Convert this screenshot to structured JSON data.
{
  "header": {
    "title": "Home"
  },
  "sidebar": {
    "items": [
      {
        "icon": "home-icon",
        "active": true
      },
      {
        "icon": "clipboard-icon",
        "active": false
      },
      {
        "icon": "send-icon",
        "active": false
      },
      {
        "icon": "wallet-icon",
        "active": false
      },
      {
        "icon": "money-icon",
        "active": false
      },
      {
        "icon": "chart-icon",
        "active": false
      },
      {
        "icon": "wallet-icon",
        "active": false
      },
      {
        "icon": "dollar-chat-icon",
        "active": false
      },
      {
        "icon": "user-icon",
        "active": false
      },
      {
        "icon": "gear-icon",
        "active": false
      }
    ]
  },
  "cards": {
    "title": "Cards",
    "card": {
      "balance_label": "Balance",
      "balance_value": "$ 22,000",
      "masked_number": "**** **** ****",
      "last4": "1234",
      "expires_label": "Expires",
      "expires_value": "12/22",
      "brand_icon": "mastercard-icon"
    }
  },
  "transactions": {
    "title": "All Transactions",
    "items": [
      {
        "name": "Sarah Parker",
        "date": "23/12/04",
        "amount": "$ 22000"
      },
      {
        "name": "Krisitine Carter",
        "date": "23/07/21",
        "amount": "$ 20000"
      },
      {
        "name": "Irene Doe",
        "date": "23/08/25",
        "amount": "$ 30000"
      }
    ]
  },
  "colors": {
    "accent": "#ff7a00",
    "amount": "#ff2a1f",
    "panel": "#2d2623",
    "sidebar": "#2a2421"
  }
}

#### Given problem:
Return all of the entries exactly as written.

#### Full solution:
Convert this screenshot to structured JSON data.
{
  "header": {
    "title": "Home"
  },
  "sidebar": {
    "items": [
      {
        "icon": "home-icon",
        "active": true
      },
      {
        "icon": "clipboard-icon",
        "active": false
      },
      {
        "icon": "send-icon",
        "active": false
      },
      {
        "icon": "wallet-icon",
        "active": false
      },
      {
        "icon": "money-icon",
        "active": false
      },
      {
        "icon": "chart-icon",
        "active": false
      },
      {
        "icon": "wallet-icon",
        "active": false
      },
      {
        "icon": "dollar-chat-icon",
        "active": false
      },
      {
        "icon": "user-icon",
        "active": false
      },
      {
        "icon": "gear-icon",
        "active": false
      }
    ]
  },
  "cards": {
    "title": "Cards",
    "card": {
      "balance_label": "Balance",
      "balance_value": "$ 22,000",
      "masked_number": "**** **** ****",
      "last4": "1234",
      "expires_label": "Expires",
      "expires_value": "12/22",
      "brand_icon": "mastercard-icon"
    }
  },
  "transactions": {
    "title": "All Transactions",
    "items": [
      {
        "name": "Sarah Parker",
        "date": "23/12/04",
        "amount": "$ 22000"
      },
      {
        "name": "Krisitine Carter",
        "date": "23/07/21",
        "amount": "$ 20000"
      },
      {
        "name": "Irene Doe",
        "date": "23/08/25",
        "amount": "$ 30000"
      }
    ]
  },
  "colors": {
    "accent": "#ff7a00",
    "amount": "#ff2a1f",
    "panel": "#2d2623",
    "sidebar": "#2a2421"
  }
}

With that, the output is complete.